TASK DESCRIPTION: In the entries, find all lines that hold the word "刘某必须向中介公司支付佣金" and copy them.

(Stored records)
::::::::
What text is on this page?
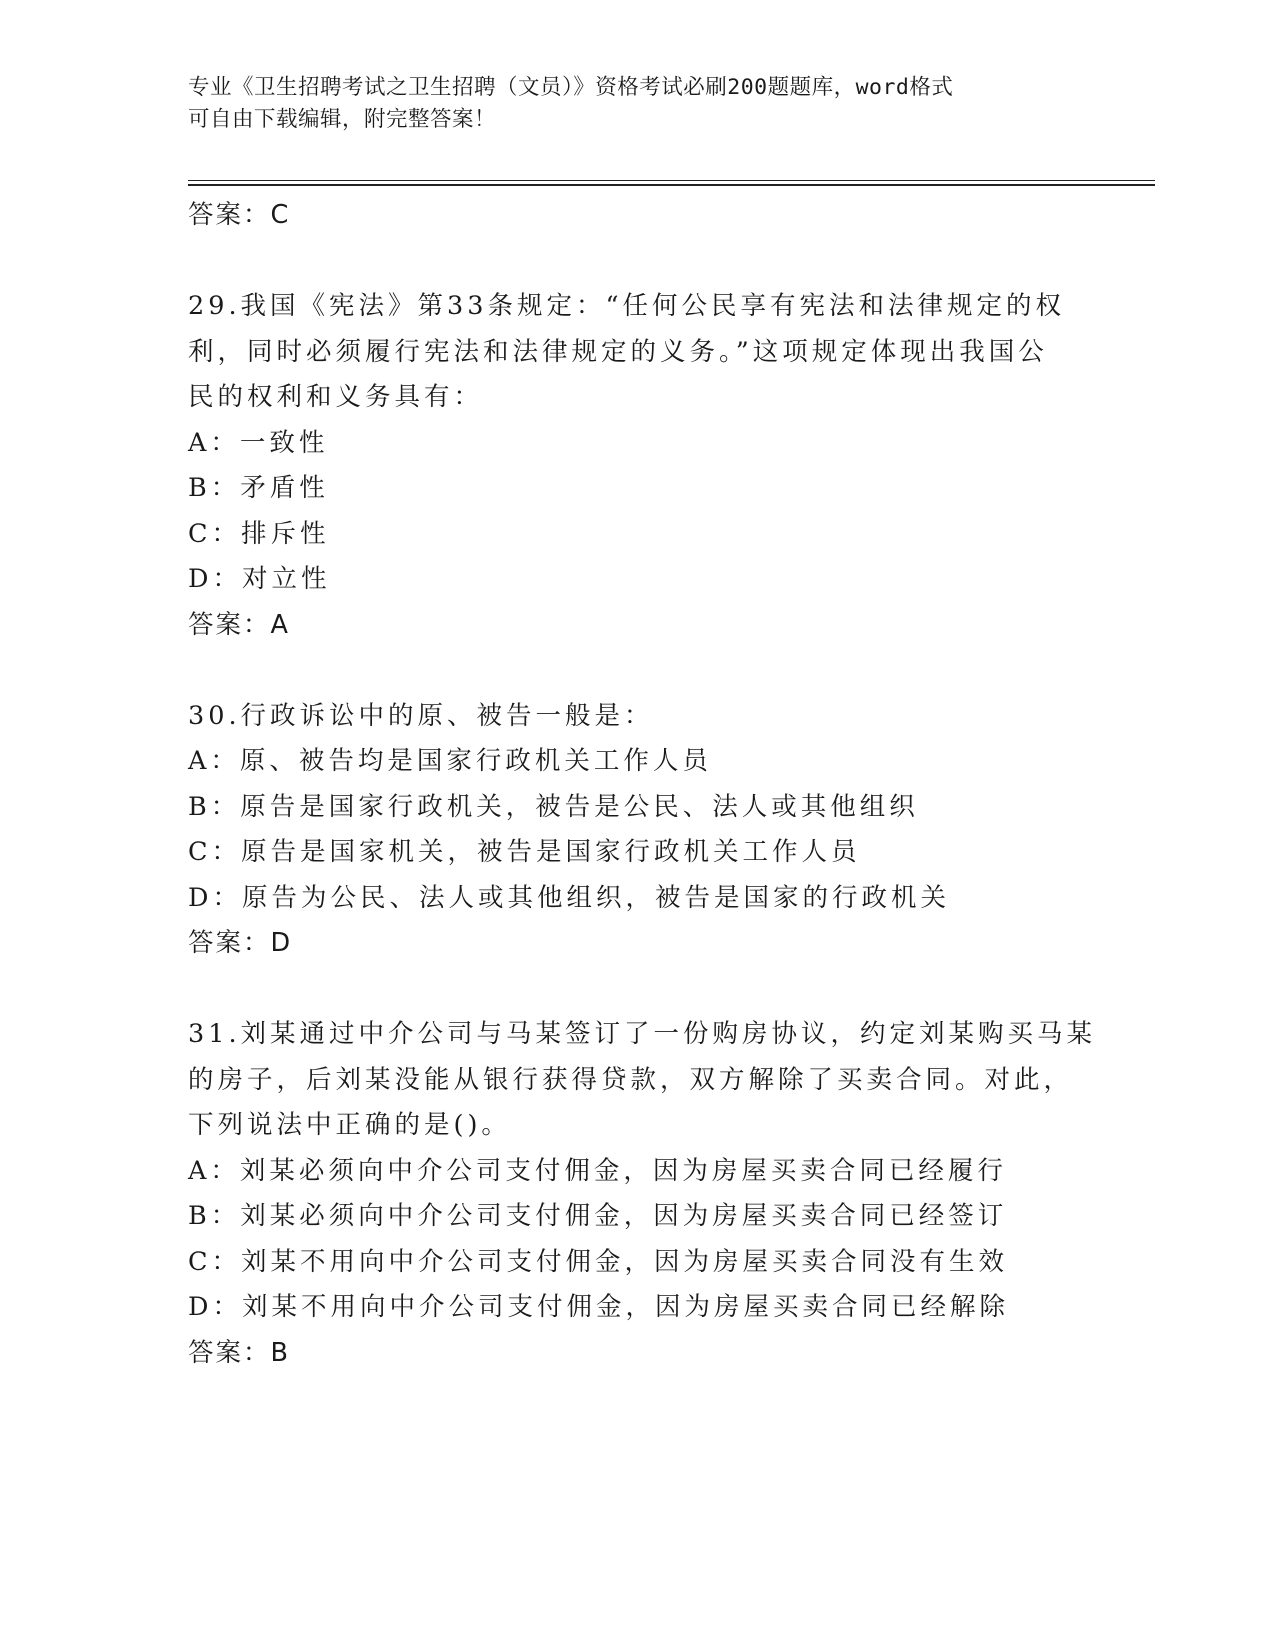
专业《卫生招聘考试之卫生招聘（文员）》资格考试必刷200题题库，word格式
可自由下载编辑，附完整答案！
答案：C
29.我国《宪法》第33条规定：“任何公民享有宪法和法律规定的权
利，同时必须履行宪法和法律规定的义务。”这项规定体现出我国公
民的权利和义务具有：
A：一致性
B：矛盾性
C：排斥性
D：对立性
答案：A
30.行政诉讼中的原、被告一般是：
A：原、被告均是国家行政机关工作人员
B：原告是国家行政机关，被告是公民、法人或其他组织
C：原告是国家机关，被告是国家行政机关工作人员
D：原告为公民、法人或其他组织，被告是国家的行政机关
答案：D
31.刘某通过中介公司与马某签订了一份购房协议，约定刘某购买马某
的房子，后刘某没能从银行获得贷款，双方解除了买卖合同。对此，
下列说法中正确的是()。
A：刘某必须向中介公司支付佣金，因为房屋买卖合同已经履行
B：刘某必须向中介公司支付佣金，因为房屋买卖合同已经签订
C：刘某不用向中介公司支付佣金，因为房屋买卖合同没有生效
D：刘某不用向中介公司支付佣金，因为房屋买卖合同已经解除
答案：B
::::::::
FINISHED TASK:
A：刘某必须向中介公司支付佣金，因为房屋买卖合同已经履行
B：刘某必须向中介公司支付佣金，因为房屋买卖合同已经签订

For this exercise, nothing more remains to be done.